| MATERIAL PROVIDED |
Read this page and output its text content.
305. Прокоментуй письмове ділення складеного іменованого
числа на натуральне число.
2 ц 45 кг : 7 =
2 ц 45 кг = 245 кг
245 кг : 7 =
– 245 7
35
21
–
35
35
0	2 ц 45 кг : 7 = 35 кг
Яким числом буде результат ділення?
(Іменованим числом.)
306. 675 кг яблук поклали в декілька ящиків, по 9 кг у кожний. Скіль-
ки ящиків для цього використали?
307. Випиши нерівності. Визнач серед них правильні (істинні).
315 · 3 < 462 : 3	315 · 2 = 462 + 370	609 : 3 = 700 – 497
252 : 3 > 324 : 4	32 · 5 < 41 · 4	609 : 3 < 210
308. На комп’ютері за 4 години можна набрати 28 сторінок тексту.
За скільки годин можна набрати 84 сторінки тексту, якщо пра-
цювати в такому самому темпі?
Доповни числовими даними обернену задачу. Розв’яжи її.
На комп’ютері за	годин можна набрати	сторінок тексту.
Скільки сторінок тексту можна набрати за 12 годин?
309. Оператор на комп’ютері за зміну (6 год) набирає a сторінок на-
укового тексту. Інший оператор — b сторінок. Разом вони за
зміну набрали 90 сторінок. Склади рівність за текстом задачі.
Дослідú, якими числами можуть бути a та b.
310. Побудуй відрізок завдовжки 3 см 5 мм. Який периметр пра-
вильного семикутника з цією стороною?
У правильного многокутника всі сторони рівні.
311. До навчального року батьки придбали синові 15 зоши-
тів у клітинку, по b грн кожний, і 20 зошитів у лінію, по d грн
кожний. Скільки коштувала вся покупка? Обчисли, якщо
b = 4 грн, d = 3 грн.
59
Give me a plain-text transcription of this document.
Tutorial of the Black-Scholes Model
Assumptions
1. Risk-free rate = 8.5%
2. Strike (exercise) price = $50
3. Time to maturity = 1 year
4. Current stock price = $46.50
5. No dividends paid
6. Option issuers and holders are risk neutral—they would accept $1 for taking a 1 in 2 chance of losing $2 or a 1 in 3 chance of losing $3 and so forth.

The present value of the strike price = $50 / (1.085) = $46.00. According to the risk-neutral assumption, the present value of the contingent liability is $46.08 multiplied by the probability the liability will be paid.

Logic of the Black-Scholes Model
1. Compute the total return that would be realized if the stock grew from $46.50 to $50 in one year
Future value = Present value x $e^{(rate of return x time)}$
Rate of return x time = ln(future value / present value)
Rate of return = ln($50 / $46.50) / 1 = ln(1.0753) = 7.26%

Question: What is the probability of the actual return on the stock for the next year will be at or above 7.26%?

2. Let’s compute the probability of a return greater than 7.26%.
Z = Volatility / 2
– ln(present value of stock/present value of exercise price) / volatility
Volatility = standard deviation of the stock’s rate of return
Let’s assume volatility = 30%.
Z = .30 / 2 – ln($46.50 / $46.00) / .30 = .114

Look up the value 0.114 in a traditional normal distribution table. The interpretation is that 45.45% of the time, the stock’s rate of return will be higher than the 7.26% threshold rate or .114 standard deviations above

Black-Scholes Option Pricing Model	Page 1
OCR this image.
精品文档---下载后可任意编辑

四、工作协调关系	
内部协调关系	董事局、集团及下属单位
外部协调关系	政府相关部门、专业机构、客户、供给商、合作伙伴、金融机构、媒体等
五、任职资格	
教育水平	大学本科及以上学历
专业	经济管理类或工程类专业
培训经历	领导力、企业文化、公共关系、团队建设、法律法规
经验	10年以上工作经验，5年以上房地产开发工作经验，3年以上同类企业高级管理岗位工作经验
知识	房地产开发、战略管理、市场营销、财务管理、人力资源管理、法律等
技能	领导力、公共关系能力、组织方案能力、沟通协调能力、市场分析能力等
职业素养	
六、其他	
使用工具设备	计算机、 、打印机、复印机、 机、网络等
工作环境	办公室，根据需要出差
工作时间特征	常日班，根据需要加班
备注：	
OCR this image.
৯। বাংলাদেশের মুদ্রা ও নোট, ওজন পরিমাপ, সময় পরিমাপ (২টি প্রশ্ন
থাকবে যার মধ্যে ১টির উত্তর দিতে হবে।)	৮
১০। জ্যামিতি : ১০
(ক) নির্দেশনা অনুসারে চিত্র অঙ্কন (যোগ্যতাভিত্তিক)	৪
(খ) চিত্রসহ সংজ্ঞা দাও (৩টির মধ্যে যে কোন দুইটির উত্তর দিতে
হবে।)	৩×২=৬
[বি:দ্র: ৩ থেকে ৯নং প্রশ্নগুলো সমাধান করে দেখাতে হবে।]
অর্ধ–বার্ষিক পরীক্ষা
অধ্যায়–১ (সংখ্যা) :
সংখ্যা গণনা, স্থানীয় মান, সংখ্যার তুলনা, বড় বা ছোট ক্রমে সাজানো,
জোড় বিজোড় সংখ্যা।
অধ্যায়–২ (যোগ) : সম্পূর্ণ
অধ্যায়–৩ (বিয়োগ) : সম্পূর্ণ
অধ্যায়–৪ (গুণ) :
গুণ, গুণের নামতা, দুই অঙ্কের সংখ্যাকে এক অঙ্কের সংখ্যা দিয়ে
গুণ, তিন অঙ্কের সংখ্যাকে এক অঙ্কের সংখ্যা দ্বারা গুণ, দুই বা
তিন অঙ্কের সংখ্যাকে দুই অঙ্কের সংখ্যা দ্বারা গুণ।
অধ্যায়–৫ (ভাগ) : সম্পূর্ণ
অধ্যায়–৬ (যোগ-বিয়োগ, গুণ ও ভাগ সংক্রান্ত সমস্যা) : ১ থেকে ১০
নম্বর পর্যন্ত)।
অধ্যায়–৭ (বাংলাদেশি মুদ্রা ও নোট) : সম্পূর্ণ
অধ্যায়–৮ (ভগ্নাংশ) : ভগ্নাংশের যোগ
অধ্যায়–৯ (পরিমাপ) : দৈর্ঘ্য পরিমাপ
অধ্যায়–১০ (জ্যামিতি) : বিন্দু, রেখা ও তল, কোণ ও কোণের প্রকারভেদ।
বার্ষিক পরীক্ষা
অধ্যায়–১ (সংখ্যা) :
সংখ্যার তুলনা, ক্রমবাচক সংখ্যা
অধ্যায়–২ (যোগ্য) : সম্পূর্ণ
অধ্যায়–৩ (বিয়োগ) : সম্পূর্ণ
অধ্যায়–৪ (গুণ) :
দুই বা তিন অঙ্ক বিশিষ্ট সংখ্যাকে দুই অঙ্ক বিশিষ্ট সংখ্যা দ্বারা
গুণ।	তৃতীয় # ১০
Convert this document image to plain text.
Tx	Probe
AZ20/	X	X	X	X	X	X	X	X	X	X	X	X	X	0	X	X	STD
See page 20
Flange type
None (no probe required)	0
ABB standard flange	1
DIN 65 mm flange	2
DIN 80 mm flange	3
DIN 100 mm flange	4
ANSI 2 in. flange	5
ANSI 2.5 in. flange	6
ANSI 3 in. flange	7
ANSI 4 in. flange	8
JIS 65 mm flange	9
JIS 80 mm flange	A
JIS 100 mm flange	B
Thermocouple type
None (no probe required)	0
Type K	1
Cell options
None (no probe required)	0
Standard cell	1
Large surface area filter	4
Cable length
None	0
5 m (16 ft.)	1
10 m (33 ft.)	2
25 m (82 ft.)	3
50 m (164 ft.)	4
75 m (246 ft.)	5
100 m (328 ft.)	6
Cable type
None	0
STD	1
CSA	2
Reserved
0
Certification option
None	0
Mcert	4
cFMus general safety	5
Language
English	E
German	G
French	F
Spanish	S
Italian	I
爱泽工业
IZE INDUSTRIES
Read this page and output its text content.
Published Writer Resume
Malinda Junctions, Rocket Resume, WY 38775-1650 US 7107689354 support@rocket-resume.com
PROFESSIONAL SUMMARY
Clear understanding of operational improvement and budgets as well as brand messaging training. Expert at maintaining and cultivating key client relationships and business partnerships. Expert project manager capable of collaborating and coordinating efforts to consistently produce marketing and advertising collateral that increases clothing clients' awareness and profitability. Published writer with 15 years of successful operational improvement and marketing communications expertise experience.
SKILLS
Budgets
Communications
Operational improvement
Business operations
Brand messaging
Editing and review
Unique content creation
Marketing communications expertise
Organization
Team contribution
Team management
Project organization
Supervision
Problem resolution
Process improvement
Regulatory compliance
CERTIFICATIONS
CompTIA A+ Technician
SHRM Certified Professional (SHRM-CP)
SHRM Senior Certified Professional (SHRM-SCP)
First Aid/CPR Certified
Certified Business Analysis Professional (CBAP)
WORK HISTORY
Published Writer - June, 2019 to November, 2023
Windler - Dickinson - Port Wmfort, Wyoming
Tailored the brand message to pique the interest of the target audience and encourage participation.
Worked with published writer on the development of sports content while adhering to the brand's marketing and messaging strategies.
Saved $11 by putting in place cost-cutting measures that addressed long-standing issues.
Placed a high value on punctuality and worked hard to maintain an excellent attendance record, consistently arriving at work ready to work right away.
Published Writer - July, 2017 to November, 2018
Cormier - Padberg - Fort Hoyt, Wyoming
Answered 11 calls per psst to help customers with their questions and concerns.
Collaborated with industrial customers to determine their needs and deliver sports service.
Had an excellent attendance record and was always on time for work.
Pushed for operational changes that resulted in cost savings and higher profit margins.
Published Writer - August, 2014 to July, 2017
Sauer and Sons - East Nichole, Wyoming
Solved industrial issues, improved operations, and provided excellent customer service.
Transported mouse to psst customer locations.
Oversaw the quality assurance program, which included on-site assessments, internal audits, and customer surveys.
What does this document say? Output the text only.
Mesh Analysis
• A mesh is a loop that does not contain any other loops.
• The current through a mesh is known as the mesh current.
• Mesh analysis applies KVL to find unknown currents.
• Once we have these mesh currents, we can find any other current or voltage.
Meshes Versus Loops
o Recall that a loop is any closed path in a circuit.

| DIRECTIONS |
Extract every line that has the string "find" in it.

| SOLUTION FOR THIS EXERCISE |
• Mesh analysis applies KVL to find unknown currents.
• Once we have these mesh currents, we can find any other current or voltage.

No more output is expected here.